**Exercise objective**
From the records below, copy every line that contains the word "ALMER".

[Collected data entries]
__________
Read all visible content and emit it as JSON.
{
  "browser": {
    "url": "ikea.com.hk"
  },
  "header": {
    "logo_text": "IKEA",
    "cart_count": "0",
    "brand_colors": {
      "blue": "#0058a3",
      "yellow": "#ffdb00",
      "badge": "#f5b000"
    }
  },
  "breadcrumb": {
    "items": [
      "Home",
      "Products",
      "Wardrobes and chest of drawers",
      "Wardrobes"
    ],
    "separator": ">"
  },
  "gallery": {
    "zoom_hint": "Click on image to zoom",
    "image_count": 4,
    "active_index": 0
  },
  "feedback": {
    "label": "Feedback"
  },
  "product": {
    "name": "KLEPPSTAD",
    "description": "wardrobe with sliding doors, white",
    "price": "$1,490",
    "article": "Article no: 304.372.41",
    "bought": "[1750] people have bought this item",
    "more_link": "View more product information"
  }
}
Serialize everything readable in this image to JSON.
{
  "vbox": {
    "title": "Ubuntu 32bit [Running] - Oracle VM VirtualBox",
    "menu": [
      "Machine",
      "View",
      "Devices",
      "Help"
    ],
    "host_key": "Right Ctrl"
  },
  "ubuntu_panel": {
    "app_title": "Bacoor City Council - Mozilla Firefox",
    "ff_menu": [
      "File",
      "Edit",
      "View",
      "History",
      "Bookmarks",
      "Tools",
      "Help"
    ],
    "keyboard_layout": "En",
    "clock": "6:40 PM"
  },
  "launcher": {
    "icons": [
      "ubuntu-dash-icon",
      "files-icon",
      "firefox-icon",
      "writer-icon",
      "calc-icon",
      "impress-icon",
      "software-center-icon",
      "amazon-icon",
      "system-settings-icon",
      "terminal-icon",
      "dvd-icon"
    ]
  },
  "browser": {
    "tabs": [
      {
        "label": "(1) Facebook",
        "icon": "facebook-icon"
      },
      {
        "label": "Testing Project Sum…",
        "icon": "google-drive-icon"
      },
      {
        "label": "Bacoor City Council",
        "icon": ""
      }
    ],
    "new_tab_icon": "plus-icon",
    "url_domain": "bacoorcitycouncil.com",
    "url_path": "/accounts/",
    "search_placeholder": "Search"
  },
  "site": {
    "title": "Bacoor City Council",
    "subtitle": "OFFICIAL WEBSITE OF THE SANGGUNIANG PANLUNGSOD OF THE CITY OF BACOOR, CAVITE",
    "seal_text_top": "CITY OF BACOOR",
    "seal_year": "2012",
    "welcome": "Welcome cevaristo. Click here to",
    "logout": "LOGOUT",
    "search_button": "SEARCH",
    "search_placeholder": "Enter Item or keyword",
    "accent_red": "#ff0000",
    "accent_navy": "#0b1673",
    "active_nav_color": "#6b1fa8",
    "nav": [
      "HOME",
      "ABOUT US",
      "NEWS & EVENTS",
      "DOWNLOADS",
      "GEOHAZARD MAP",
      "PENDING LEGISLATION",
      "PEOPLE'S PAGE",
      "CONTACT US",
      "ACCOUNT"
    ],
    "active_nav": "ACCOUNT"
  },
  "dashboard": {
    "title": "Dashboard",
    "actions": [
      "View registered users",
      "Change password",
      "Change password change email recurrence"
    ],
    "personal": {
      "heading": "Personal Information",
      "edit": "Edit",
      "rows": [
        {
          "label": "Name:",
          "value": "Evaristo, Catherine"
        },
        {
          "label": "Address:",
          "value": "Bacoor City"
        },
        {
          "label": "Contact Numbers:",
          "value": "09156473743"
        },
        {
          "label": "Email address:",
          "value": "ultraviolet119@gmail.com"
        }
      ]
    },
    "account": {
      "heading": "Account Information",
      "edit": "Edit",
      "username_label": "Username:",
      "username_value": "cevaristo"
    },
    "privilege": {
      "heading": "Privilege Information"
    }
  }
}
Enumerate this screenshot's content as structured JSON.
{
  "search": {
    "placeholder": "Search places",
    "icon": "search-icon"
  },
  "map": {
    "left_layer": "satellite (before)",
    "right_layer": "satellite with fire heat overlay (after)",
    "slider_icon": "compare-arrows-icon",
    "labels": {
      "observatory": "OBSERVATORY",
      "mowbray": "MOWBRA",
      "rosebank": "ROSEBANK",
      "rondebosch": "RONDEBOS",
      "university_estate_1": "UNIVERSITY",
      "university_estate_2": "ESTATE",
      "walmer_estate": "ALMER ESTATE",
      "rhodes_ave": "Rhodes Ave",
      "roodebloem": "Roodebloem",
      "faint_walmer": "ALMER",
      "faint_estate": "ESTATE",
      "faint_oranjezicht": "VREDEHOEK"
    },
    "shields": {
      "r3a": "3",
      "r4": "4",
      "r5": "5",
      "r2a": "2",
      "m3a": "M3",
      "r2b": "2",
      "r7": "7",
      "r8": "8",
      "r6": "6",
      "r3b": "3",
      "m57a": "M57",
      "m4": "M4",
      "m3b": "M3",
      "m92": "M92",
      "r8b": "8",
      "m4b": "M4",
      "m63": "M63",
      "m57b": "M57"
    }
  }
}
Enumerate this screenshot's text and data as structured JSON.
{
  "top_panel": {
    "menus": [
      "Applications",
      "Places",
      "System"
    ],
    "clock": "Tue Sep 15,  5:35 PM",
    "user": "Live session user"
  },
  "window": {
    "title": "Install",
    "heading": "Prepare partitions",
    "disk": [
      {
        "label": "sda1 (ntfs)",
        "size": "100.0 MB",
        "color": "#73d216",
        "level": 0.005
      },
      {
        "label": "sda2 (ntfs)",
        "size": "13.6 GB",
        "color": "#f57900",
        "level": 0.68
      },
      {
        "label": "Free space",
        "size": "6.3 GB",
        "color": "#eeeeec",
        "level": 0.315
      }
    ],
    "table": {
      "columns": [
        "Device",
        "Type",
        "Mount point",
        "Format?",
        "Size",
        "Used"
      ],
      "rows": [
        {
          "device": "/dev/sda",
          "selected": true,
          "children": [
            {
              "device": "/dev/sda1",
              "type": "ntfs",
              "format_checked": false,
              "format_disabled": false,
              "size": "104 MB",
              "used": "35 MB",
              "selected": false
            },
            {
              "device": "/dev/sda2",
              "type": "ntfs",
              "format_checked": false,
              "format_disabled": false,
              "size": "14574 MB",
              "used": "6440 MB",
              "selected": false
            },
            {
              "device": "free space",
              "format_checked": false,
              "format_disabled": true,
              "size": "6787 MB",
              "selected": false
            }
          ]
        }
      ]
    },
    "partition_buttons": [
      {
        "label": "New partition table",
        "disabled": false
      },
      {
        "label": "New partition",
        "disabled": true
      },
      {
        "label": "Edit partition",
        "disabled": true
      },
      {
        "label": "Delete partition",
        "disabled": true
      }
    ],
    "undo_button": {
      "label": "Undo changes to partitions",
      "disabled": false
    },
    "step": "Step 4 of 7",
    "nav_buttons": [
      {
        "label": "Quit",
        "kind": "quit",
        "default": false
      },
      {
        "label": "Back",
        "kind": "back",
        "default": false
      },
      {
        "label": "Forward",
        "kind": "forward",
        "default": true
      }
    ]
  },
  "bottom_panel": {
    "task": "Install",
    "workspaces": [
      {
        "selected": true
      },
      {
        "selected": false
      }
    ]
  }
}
__________
**Exercise result**
      "walmer_estate": "ALMER ESTATE",
      "faint_walmer": "ALMER",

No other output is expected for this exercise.